==== Dataset records
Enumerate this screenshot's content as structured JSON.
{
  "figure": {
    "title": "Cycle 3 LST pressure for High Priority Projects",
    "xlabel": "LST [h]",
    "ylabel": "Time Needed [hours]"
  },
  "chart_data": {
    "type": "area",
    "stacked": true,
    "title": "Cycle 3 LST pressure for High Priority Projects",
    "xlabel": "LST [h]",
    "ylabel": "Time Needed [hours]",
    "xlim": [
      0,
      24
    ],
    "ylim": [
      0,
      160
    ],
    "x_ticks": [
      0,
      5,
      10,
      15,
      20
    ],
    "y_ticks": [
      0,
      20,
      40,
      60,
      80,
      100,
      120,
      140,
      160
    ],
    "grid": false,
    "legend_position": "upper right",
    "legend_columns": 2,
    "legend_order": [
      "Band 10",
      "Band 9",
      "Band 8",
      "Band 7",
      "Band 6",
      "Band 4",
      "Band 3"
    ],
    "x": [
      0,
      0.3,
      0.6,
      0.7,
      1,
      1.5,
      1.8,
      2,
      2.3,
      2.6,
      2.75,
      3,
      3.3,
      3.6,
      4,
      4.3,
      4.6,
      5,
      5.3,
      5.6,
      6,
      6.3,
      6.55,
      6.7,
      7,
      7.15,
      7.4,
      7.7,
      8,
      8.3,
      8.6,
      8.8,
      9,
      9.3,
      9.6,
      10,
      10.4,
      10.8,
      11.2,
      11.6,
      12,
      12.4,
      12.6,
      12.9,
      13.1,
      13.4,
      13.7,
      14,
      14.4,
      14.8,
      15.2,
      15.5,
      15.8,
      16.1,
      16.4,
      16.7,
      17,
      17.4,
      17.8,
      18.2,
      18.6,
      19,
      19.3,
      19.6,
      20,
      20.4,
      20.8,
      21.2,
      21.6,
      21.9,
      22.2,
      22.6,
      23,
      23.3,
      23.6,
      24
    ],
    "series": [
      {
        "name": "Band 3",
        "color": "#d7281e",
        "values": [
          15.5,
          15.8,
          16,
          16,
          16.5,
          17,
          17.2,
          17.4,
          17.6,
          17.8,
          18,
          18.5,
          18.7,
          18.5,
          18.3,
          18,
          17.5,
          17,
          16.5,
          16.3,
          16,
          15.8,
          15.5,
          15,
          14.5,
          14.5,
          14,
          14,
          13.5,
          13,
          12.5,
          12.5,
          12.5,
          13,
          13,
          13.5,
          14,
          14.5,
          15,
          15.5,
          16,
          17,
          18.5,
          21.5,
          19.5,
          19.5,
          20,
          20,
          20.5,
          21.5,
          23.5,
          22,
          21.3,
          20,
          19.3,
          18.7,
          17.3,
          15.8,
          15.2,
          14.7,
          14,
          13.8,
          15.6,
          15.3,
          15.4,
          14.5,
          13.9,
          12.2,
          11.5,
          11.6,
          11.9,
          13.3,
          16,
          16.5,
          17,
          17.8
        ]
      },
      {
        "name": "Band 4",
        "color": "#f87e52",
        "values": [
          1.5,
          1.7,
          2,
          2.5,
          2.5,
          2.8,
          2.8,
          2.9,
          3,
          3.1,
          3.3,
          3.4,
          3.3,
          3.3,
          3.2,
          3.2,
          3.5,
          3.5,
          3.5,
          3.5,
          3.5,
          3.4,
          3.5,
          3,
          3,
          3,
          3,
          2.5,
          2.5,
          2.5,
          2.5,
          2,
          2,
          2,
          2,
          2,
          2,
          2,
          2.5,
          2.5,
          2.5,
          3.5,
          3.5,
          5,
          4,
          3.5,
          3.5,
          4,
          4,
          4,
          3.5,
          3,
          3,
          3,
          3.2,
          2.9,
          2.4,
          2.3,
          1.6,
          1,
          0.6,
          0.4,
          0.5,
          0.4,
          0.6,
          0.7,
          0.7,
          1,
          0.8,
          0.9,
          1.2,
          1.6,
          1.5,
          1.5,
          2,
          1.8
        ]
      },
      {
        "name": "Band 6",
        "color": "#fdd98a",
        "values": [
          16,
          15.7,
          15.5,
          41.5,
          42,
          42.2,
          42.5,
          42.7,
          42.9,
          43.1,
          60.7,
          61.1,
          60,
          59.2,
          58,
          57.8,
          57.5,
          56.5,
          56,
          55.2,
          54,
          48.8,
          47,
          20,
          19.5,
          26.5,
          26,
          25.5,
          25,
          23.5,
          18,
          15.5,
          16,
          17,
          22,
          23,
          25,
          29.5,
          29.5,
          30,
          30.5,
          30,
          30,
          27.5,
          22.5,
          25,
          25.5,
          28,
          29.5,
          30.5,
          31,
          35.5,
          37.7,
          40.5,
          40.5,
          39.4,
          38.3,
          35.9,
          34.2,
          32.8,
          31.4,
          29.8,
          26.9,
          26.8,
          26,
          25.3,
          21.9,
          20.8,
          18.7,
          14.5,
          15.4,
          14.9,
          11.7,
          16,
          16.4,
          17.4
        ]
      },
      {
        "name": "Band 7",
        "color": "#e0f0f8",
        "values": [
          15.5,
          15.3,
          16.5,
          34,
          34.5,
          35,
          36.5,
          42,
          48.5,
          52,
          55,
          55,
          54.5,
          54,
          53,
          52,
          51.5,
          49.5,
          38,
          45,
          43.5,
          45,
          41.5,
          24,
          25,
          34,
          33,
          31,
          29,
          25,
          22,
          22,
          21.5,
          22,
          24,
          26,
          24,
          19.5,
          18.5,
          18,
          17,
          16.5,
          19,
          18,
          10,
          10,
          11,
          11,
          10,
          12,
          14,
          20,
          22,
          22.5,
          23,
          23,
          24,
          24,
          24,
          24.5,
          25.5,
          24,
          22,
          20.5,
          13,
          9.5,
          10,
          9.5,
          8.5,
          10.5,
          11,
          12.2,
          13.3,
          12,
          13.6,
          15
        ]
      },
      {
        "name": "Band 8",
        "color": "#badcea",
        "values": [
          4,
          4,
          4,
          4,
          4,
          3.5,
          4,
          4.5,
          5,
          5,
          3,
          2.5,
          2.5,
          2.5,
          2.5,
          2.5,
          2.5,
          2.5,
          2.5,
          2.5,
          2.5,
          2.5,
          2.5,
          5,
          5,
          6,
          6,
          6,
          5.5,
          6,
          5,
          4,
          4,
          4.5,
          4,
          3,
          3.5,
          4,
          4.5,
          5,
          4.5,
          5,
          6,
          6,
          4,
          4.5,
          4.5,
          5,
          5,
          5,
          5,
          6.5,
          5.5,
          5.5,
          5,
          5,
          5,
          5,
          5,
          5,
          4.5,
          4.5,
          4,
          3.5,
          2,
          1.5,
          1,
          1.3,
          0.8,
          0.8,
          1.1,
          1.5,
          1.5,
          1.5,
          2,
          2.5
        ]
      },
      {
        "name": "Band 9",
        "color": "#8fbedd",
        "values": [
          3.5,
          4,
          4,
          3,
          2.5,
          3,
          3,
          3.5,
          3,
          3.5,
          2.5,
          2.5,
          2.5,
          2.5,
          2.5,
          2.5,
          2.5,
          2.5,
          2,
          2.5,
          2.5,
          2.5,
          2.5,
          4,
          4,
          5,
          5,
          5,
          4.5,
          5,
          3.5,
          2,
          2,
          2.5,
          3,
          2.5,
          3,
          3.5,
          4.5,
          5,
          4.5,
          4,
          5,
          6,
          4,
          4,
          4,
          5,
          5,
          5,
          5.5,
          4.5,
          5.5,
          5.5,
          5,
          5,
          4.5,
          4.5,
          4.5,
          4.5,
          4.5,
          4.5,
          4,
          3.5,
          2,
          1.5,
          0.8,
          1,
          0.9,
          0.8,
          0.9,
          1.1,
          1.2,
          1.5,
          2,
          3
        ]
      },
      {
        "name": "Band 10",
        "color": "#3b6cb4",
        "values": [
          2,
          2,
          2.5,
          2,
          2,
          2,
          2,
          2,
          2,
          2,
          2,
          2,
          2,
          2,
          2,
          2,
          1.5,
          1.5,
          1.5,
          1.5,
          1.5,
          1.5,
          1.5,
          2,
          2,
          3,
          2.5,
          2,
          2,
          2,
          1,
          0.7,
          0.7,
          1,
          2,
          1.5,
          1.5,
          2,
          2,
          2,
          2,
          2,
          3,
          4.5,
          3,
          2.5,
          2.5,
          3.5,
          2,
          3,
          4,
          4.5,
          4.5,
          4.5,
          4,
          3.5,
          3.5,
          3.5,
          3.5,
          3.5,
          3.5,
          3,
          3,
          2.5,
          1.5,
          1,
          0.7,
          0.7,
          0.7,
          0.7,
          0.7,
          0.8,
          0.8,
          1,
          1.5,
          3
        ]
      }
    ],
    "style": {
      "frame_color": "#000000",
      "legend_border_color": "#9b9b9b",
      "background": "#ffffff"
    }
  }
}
========
Request — Indicate how many lines of the material contain the string "hours", giving the number and nothing more.

Response to the exercise — 2